» **To do**: Format the lines between the one containing "data-label: 22 — [467, 327, 479, 339]" and the one containing "floor-gridline — [155, 321, 213, 356]", inclusive, as a JSON list of strings, one string per line and blank lines omitted.

» **Input material**:
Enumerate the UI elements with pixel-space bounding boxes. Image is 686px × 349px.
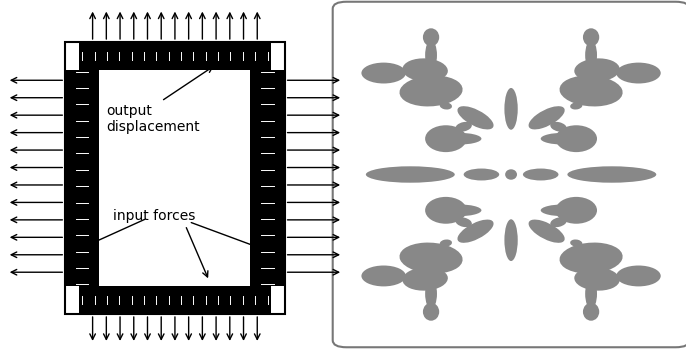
Ellipse shape (583, 28, 600, 46)
Ellipse shape (362, 62, 406, 83)
Ellipse shape (423, 303, 439, 321)
Ellipse shape (458, 220, 493, 243)
Ellipse shape (560, 75, 623, 106)
Ellipse shape (504, 219, 518, 261)
Ellipse shape (440, 102, 452, 110)
Ellipse shape (570, 239, 582, 247)
Ellipse shape (556, 125, 597, 152)
Ellipse shape (556, 197, 597, 224)
Ellipse shape (425, 125, 466, 152)
Ellipse shape (616, 62, 661, 83)
Text: output
displacement: output displacement (106, 104, 200, 134)
Ellipse shape (560, 243, 623, 274)
Bar (79, 286, 271, 314)
Ellipse shape (541, 133, 588, 145)
Ellipse shape (616, 266, 661, 287)
Ellipse shape (434, 133, 482, 145)
Ellipse shape (574, 58, 619, 82)
Ellipse shape (434, 204, 482, 216)
Ellipse shape (529, 106, 565, 129)
Ellipse shape (425, 279, 437, 309)
Bar (79, 42, 271, 70)
Ellipse shape (440, 239, 452, 247)
Ellipse shape (399, 243, 462, 274)
Ellipse shape (550, 122, 567, 132)
Ellipse shape (366, 166, 455, 183)
Ellipse shape (399, 75, 462, 106)
Ellipse shape (403, 267, 448, 291)
Ellipse shape (362, 266, 406, 287)
Ellipse shape (456, 122, 472, 132)
Ellipse shape (504, 88, 518, 130)
Ellipse shape (550, 217, 567, 227)
Ellipse shape (567, 166, 657, 183)
Ellipse shape (403, 58, 448, 82)
Ellipse shape (529, 220, 565, 243)
Ellipse shape (583, 303, 600, 321)
Ellipse shape (570, 102, 582, 110)
Text: input forces: input forces (113, 209, 196, 223)
Ellipse shape (425, 197, 466, 224)
Bar (65, 42, 285, 314)
Ellipse shape (574, 267, 619, 291)
Ellipse shape (458, 106, 493, 129)
Ellipse shape (585, 40, 597, 70)
Ellipse shape (423, 28, 439, 46)
Ellipse shape (523, 169, 558, 180)
Ellipse shape (541, 204, 588, 216)
Ellipse shape (456, 217, 472, 227)
Ellipse shape (505, 169, 517, 180)
FancyBboxPatch shape (333, 2, 686, 347)
Ellipse shape (585, 279, 597, 309)
Ellipse shape (425, 40, 437, 70)
Bar (250, 70, 285, 286)
Ellipse shape (464, 169, 499, 180)
Bar (65, 70, 99, 286)
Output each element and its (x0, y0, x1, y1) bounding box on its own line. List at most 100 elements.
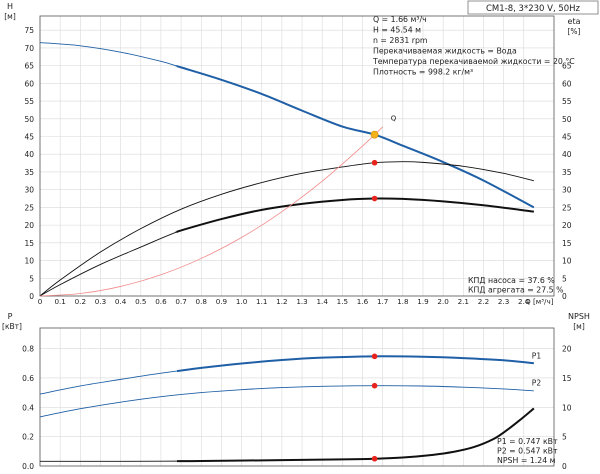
x-tick-label: 0.3 (95, 297, 106, 306)
y-left-tick-label: 0.4 (22, 403, 34, 412)
operating-point (371, 195, 378, 202)
y-left-tick-label: 0.2 (22, 433, 34, 442)
y-right-axis-label: eta (568, 17, 581, 26)
info-line: H = 45.54 м (373, 26, 421, 35)
y-right-tick-label: 45 (562, 133, 572, 142)
y-left-axis-unit: [м] (4, 12, 16, 21)
y-right-tick-label: 20 (562, 345, 572, 354)
labels: 0 0.1 0.2 0.3 0.4 0.5 0.6 0.7 0.8 0.9 1.0 1.1 1.2 1.3… (2, 2, 590, 471)
x-tick-label: 1.6 (357, 297, 369, 306)
p2-curve (39, 385, 534, 418)
bottom-plot-frame (39, 327, 555, 467)
y-left-tick-label: 10 (24, 257, 34, 266)
y-left-tick-label: 40 (24, 150, 34, 159)
x-tick-label: 0 (38, 297, 43, 306)
x-tick-label: 0.2 (75, 297, 86, 306)
x-axis-label: Q [м³/ч] (525, 297, 554, 306)
y-right-tick-label: 5 (562, 433, 567, 442)
y-left-tick-label: 20 (24, 221, 34, 230)
efficiency-label: КПД насоса = 37.6 % (468, 276, 555, 285)
y-left-tick-label: 45 (24, 133, 34, 142)
pump-efficiency-curve (39, 161, 534, 297)
y-right-axis-unit: [м] (573, 322, 585, 331)
system-curve-curve (39, 126, 383, 297)
info-line: Температура перекачиваемой жидкости = 20… (372, 57, 575, 66)
x-tick-label: 1.2 (276, 297, 287, 306)
y-left-tick-label: 70 (24, 44, 34, 53)
y-left-tick-label: 0.8 (22, 345, 34, 354)
operating-point (371, 455, 378, 462)
x-tick-label: 1.3 (296, 297, 307, 306)
y-left-tick-label: 65 (24, 62, 34, 71)
info-line: Плотность = 998.2 кг/м³ (373, 68, 473, 77)
operating-point-label: Q (391, 115, 397, 123)
y-left-axis-label: P (8, 312, 13, 321)
y-right-tick-label: 20 (562, 221, 572, 230)
npsh-curve (39, 408, 535, 462)
y-right-tick-label: 15 (562, 374, 572, 383)
p1-curve (39, 355, 534, 395)
model-label: CM1-8, 3*230 V, 50Hz (486, 4, 581, 14)
x-tick-label: 0.6 (155, 297, 167, 306)
y-left-tick-label: 5 (29, 274, 34, 283)
y-right-tick-label: 65 (562, 62, 572, 71)
x-tick-label: 2.0 (437, 297, 449, 306)
y-left-tick-label: 0.6 (22, 374, 34, 383)
unit-efficiency-curve (39, 197, 534, 297)
y-left-tick-label: 35 (24, 168, 34, 177)
y-left-tick-label: 50 (24, 115, 34, 124)
top-panel-grid (39, 16, 554, 297)
x-tick-label: 1.0 (236, 297, 248, 306)
curves (39, 42, 535, 463)
x-tick-label: 1.4 (316, 297, 328, 306)
series-label-p2: P2 (532, 378, 542, 387)
info-line: n = 2831 rpm (373, 36, 428, 45)
p1-curve-operating-range (176, 355, 534, 373)
y-right-tick-label: 25 (562, 203, 572, 212)
x-tick-label: 0.1 (54, 297, 65, 306)
unit-efficiency-curve-operating-range (175, 197, 534, 234)
series-label-p1: P1 (532, 351, 542, 360)
result-value: P1 = 0.747 кВт (497, 437, 558, 446)
x-tick-label: 2.1 (458, 297, 469, 306)
y-right-axis-label: NPSH (568, 312, 590, 321)
y-right-tick-label: 10 (562, 257, 572, 266)
model-label-box: CM1-8, 3*230 V, 50Hz (467, 0, 599, 15)
y-right-tick-label: 60 (562, 79, 572, 88)
x-tick-label: 2.3 (498, 297, 509, 306)
x-tick-label: 0.8 (196, 297, 208, 306)
y-right-tick-label: 30 (562, 186, 572, 195)
npsh-curve-operating-range (177, 407, 535, 463)
x-tick-label: 0.7 (175, 297, 186, 306)
y-left-tick-label: 25 (24, 203, 34, 212)
y-right-tick-label: 50 (562, 115, 572, 124)
axes (39, 15, 555, 467)
x-tick-label: 1.1 (256, 297, 267, 306)
result-value: NPSH = 1.24 м (497, 456, 556, 465)
y-left-axis-label: H (7, 2, 13, 11)
y-left-tick-label: 15 (24, 239, 34, 248)
x-tick-label: 0.5 (135, 297, 146, 306)
x-tick-label: 1.8 (397, 297, 409, 306)
y-left-tick-label: 0.0 (22, 462, 34, 471)
y-right-tick-label: 10 (562, 403, 572, 412)
y-left-tick-label: 30 (24, 186, 34, 195)
operating-point (371, 382, 378, 389)
y-left-axis-unit: [кВт] (2, 322, 22, 331)
result-value: P2 = 0.547 кВт (497, 447, 558, 456)
x-tick-label: 1.5 (337, 297, 348, 306)
x-tick-label: 0.9 (216, 297, 228, 306)
info-line: Q = 1.66 м³/ч (373, 15, 427, 24)
operating-point (370, 130, 379, 139)
y-right-axis-unit: [%] (568, 27, 581, 36)
y-right-tick-label: 5 (562, 274, 567, 283)
y-right-tick-label: 0 (562, 462, 567, 471)
x-tick-label: 0.4 (115, 297, 127, 306)
x-tick-label: 2.4 (518, 297, 530, 306)
y-left-tick-label: 0 (29, 292, 34, 301)
y-right-tick-label: 40 (562, 150, 572, 159)
y-left-tick-label: 60 (24, 79, 34, 88)
operating-point (371, 159, 378, 166)
x-tick-label: 1.9 (417, 297, 429, 306)
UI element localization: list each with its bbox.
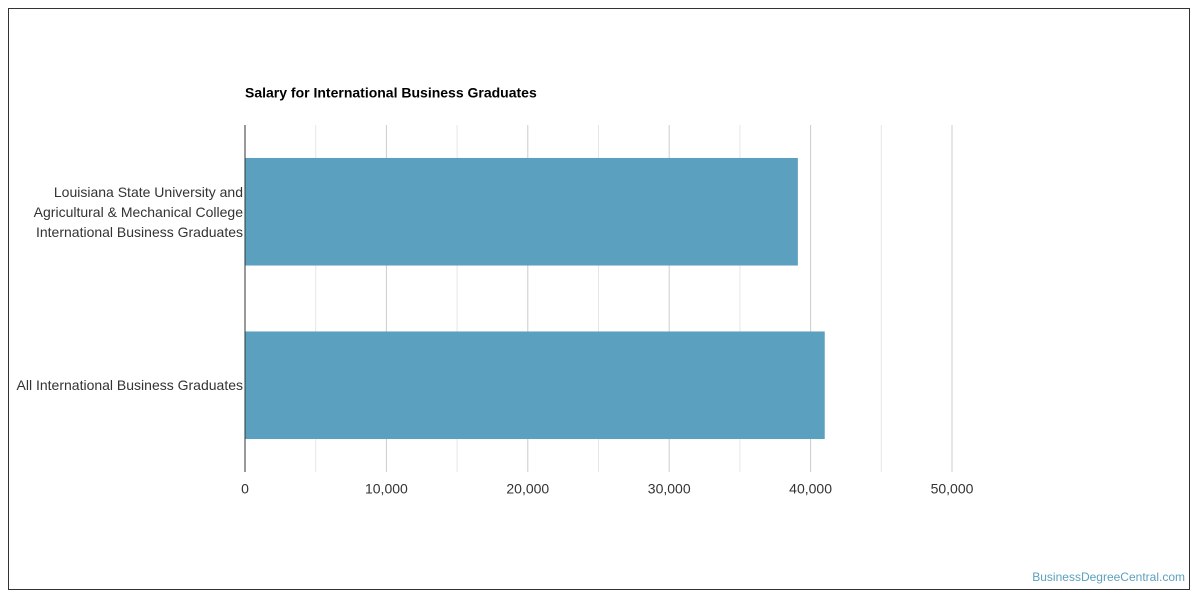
y-tick-label: Louisiana State University and Agricultu… [33,183,243,240]
bar [245,157,798,266]
x-tick-label: 50,000 [931,481,974,497]
x-tick-label: 10,000 [365,481,408,497]
x-tick-label: 30,000 [648,481,691,497]
chart-title: Salary for International Business Gradua… [245,85,537,101]
x-tick-label: 20,000 [506,481,549,497]
bar [245,331,825,440]
x-tick-label: 40,000 [789,481,832,497]
x-tick-label: 0 [241,481,249,497]
source: BusinessDegreeCentral.com [1032,570,1185,584]
frame [8,8,1190,590]
y-tick-label: All International Business Graduates [16,377,243,394]
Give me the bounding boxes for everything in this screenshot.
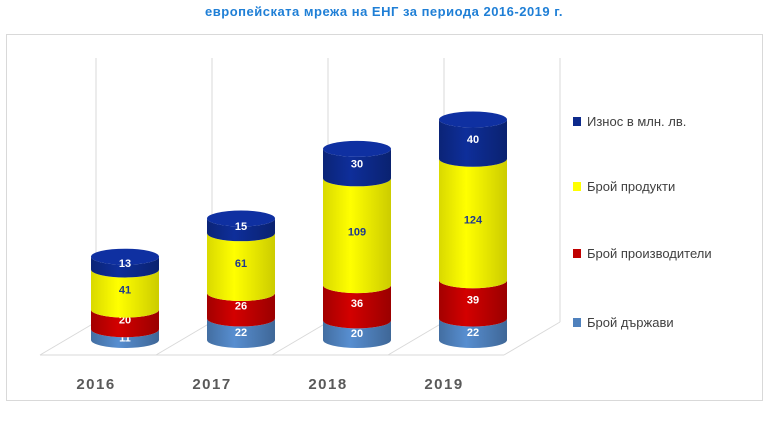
data-label: 22 — [467, 327, 479, 339]
cylinder-2019: 22 39 124 40 — [439, 111, 507, 348]
x-tick-label: 2017 — [192, 376, 231, 393]
floor-gridline — [39, 321, 97, 356]
cylinder-top — [439, 111, 507, 128]
data-label: 13 — [119, 258, 131, 270]
legend-label: Брой производители — [587, 246, 712, 261]
data-label: 36 — [351, 298, 363, 310]
chart-title: европейската мрежа на ЕНГ за периода 201… — [205, 4, 563, 19]
segment-Брой производители — [91, 309, 159, 338]
data-label: 124 — [464, 214, 483, 226]
legend-item: Брой продукти — [573, 179, 675, 194]
segment-Износ в млн. лв. — [439, 119, 507, 167]
cylinder-2018: 20 36 109 30 — [323, 140, 391, 348]
data-label: 40 — [467, 134, 479, 146]
data-label: 26 — [235, 301, 247, 313]
floor-gridline — [155, 321, 213, 356]
x-tick-label: 2016 — [76, 376, 115, 393]
data-label: 20 — [351, 328, 363, 340]
legend-swatch — [573, 318, 581, 327]
segment-Брой продукти — [91, 269, 159, 318]
floor-gridline — [387, 321, 445, 356]
cylinder-2017: 22 26 61 15 — [207, 210, 275, 348]
x-tick-label: 2018 — [308, 376, 347, 393]
segment-Брой производители — [439, 280, 507, 327]
legend-swatch — [573, 249, 581, 258]
segment-Брой продукти — [323, 178, 391, 294]
segment-Брой държави — [207, 318, 275, 348]
segment-Износ в млн. лв. — [91, 256, 159, 278]
segment-Износ в млн. лв. — [207, 218, 275, 242]
legend-item: Брой държави — [573, 315, 674, 330]
x-tick-label: 2019 — [424, 376, 463, 393]
chart-frame — [6, 34, 763, 401]
segment-Брой продукти — [207, 233, 275, 301]
cylinder-top — [323, 140, 391, 157]
segment-Брой държави — [439, 318, 507, 348]
segment-Брой държави — [323, 320, 391, 348]
cylinder-top — [207, 210, 275, 227]
segment-Брой продукти — [439, 158, 507, 289]
cylinder-top — [91, 248, 159, 265]
data-label: 22 — [235, 327, 247, 339]
data-label: 11 — [119, 333, 131, 345]
legend-item: Износ в млн. лв. — [573, 114, 686, 129]
floor-gridline — [503, 321, 561, 356]
data-label: 39 — [467, 294, 479, 306]
data-label: 30 — [351, 159, 363, 171]
data-label: 41 — [119, 285, 131, 297]
legend-label: Износ в млн. лв. — [587, 114, 686, 129]
legend-swatch — [573, 117, 581, 126]
data-label: 109 — [348, 227, 366, 239]
legend-label: Брой държави — [587, 315, 674, 330]
data-label: 61 — [235, 258, 247, 270]
legend-item: Брой производители — [573, 246, 712, 261]
floor-gridline — [271, 321, 329, 356]
legend-swatch — [573, 182, 581, 191]
legend-label: Брой продукти — [587, 179, 675, 194]
segment-Износ в млн. лв. — [323, 148, 391, 187]
segment-Брой производители — [323, 285, 391, 329]
segment-Брой държави — [91, 329, 159, 348]
data-label: 15 — [235, 221, 247, 233]
segment-Брой производители — [207, 292, 275, 327]
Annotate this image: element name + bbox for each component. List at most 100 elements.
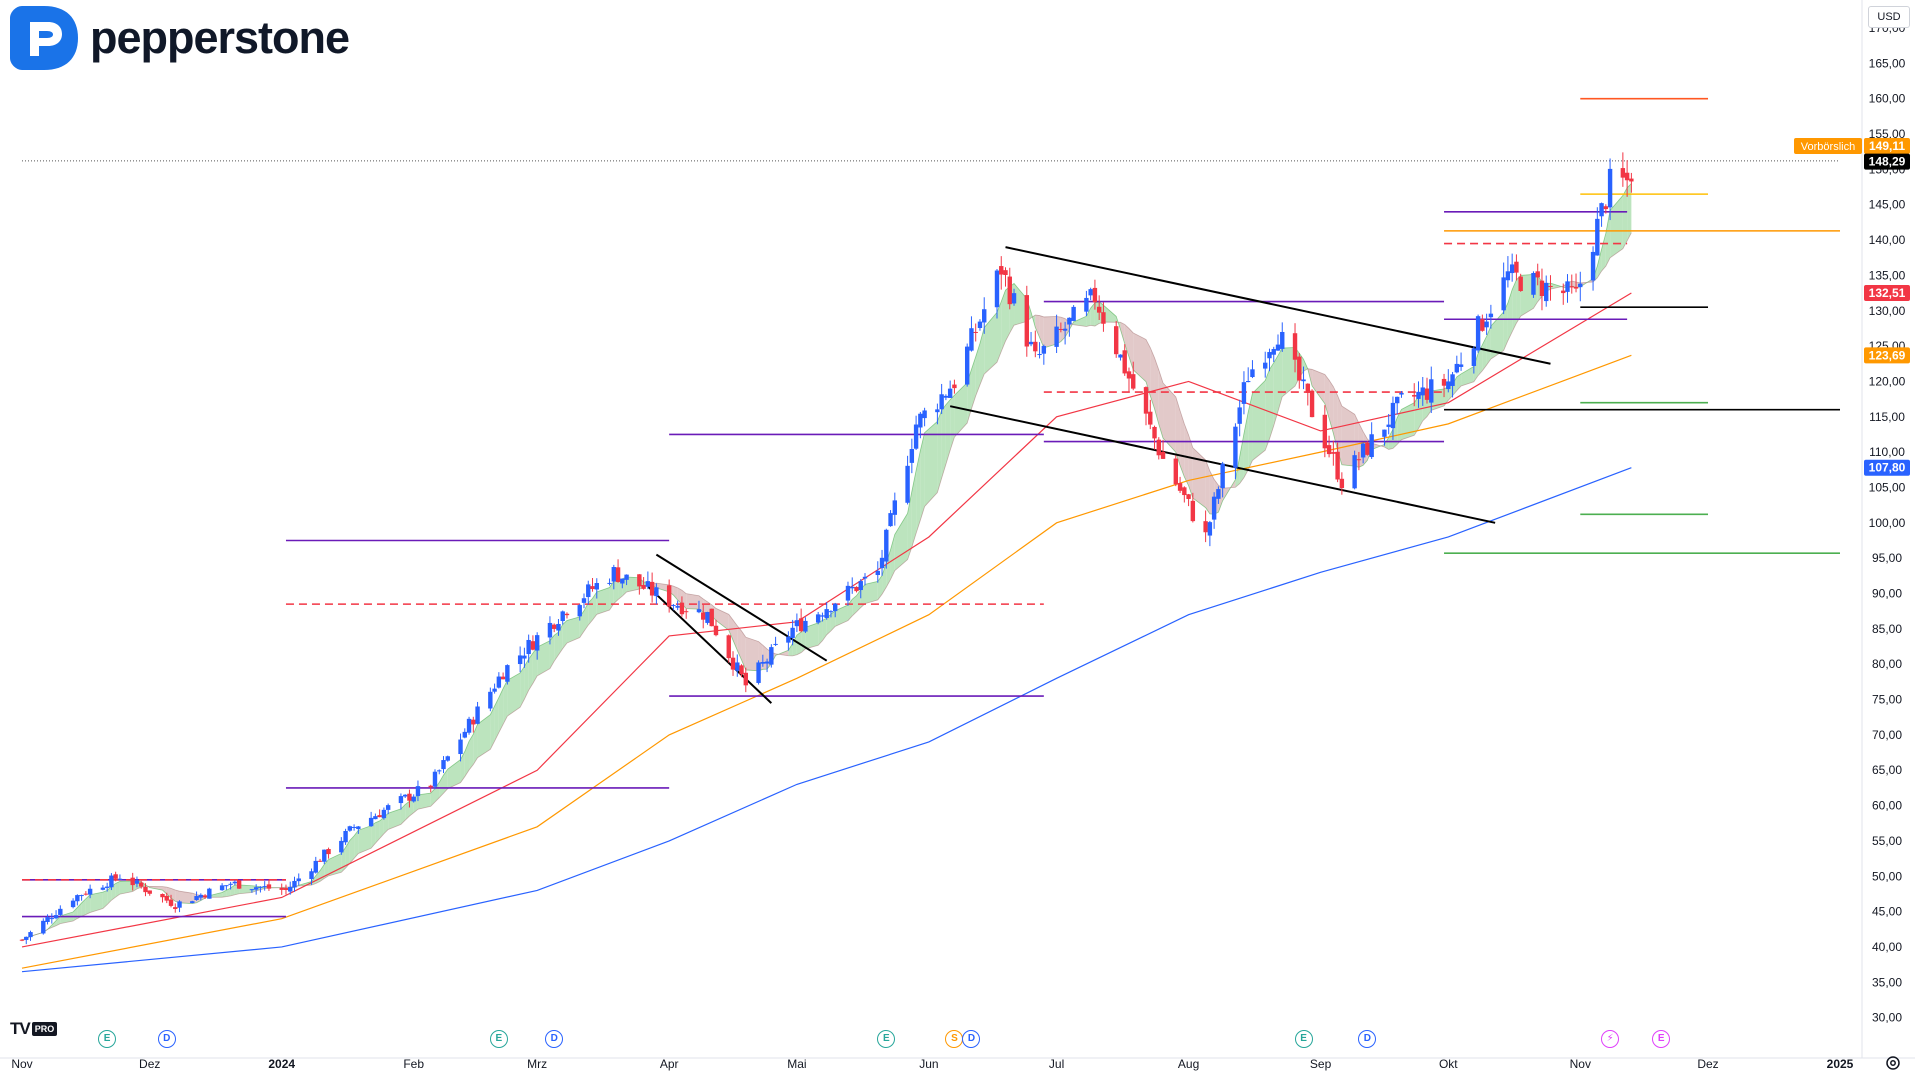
ribbon-cloud-segment [1188, 435, 1193, 499]
event-badge-d[interactable]: D [1358, 1030, 1377, 1048]
candle-body [326, 849, 331, 855]
ribbon-cloud-segment [1329, 380, 1334, 434]
candle-body [398, 796, 404, 804]
candle-body [1054, 326, 1059, 347]
event-badge-s[interactable]: S [945, 1030, 964, 1048]
ribbon-cloud-segment [417, 793, 431, 810]
tradingview-pro-label: PRO [31, 1022, 58, 1036]
candle-body [1092, 287, 1098, 303]
candle-body [909, 449, 915, 463]
ribbon-cloud-segment [1461, 366, 1474, 386]
ribbon-cloud-segment [60, 911, 74, 924]
candle-body [969, 328, 974, 351]
candle-body [19, 939, 25, 941]
ribbon-cloud-segment [979, 327, 985, 385]
candle-body [560, 611, 565, 622]
candle-body [1071, 306, 1076, 321]
event-badge-e[interactable]: E [877, 1030, 896, 1048]
candle-body [1058, 328, 1064, 330]
ribbon-cloud-segment [90, 892, 103, 913]
ribbon-cloud-segment [1418, 393, 1423, 429]
ribbon-cloud-segment [728, 614, 734, 641]
ribbon-cloud-segment [911, 470, 917, 548]
candle-body [1590, 251, 1596, 281]
ribbon-cloud-segment [822, 618, 827, 641]
event-badge-d[interactable]: D [545, 1030, 564, 1048]
candle-body [1360, 443, 1366, 458]
candle-body [168, 899, 174, 906]
candle-body [296, 878, 301, 882]
y-tick-label: 45,00 [1872, 905, 1902, 919]
y-tick-label: 105,00 [1869, 480, 1906, 494]
candle-body [1028, 341, 1034, 345]
ribbon-cloud-segment [1273, 355, 1278, 426]
event-badge-d[interactable]: D [962, 1030, 981, 1048]
y-tick-label: 145,00 [1869, 198, 1906, 212]
event-badge-e[interactable]: E [1294, 1030, 1313, 1048]
x-tick-label: Dez [139, 1057, 160, 1071]
candle-body [1067, 317, 1072, 325]
ribbon-cloud-segment [179, 891, 193, 904]
candle-body [1335, 451, 1340, 480]
y-tick-label: 75,00 [1872, 693, 1902, 707]
candle-body [466, 718, 472, 733]
ribbon-cloud-segment [1431, 388, 1445, 411]
ribbon-cloud-segment [1324, 374, 1330, 419]
tradingview-badge[interactable]: TV PRO [10, 1019, 58, 1038]
candle-body [1607, 168, 1613, 208]
candle-body [1173, 458, 1179, 485]
candle-body [1424, 388, 1430, 400]
candle-body [713, 625, 719, 636]
candle-body [798, 618, 804, 632]
candle-body [624, 574, 629, 580]
candle-body [679, 602, 685, 615]
candle-body [1429, 379, 1434, 403]
candle-body [53, 915, 59, 919]
settings-gear-icon[interactable] [1884, 1054, 1902, 1072]
event-badge-split[interactable]: ⚡ [1601, 1030, 1620, 1048]
candle-body [590, 586, 595, 590]
candle-body [1531, 272, 1536, 295]
candle-body [1037, 354, 1042, 356]
ribbon-cloud-segment [528, 653, 533, 691]
candle-body [309, 871, 314, 879]
candle-body [377, 815, 382, 818]
ribbon-cloud-segment [613, 580, 619, 604]
event-badge-e[interactable]: E [98, 1030, 117, 1048]
candle-body [407, 793, 412, 801]
ribbon-cloud-segment [1520, 274, 1534, 317]
candle-body [1561, 290, 1566, 294]
event-badge-d[interactable]: D [157, 1030, 176, 1048]
ribbon-cloud-segment [371, 822, 376, 849]
candle-body [313, 860, 318, 873]
candle-body [982, 309, 987, 323]
y-tick-label: 85,00 [1872, 622, 1902, 636]
candle-body [1382, 429, 1387, 437]
event-badge-e[interactable]: E [1652, 1030, 1671, 1048]
ema20-price-label-bg [1864, 285, 1910, 302]
ribbon-cloud-segment [1473, 353, 1479, 382]
candle-body [228, 883, 233, 885]
candle-body [564, 613, 570, 616]
candle-body [649, 581, 655, 596]
last-price-label: 148,29 [1869, 155, 1906, 169]
event-badge-e[interactable]: E [489, 1030, 508, 1048]
candle-body [194, 896, 199, 901]
candle-body [760, 662, 766, 664]
candle-body [1275, 344, 1281, 351]
ribbon-cloud-segment [119, 880, 133, 895]
currency-selector[interactable]: USD [1868, 6, 1910, 28]
ribbon-cloud-segment [524, 659, 529, 700]
candle-body [1152, 426, 1157, 439]
y-tick-label: 30,00 [1872, 1011, 1902, 1025]
x-tick-label: Dez [1697, 1057, 1718, 1071]
candle-body [1518, 276, 1523, 291]
candle-body [999, 266, 1004, 275]
ribbon-cloud-segment [1482, 336, 1487, 371]
ribbon-cloud-segment [405, 801, 410, 821]
ribbon-cloud-segment [1035, 314, 1040, 338]
candle-body [884, 529, 889, 562]
ribbon-cloud-segment [1507, 289, 1513, 341]
candle-body [1514, 261, 1519, 273]
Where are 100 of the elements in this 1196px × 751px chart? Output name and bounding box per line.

» **Answer to the problem**:
[
  "data-label: 22 — [467, 327, 479, 339]",
  "cylinder-2019: 22 39 124 40 — [439, 111, 507, 348]",
  "x-tick-label: 2017 — [192, 376, 231, 393]",
  "floor-gridline — [39, 321, 97, 356]",
  "cylinder-top — [439, 111, 507, 128]",
  "data-label: 13 — [119, 258, 131, 270]",
  "legend-label: Брой производители — [587, 246, 712, 261]",
  "data-label: 36 — [351, 298, 363, 310]",
  "chart-title: европейската мрежа на ЕНГ за периода 201… — [205, 4, 563, 19]",
  "segment-Брой производители — [91, 309, 159, 338]",
  "data-label: 124 — [464, 214, 483, 226]",
  "legend-item: Брой продукти — [573, 179, 675, 194]",
  "segment-Износ в млн. лв. — [439, 119, 507, 167]",
  "cylinder-2018: 20 36 109 30 — [323, 140, 391, 348]",
  "data-label: 40 — [467, 134, 479, 146]",
  "data-label: 26 — [235, 301, 247, 313]",
  "floor-gridline — [155, 321, 213, 356]"
]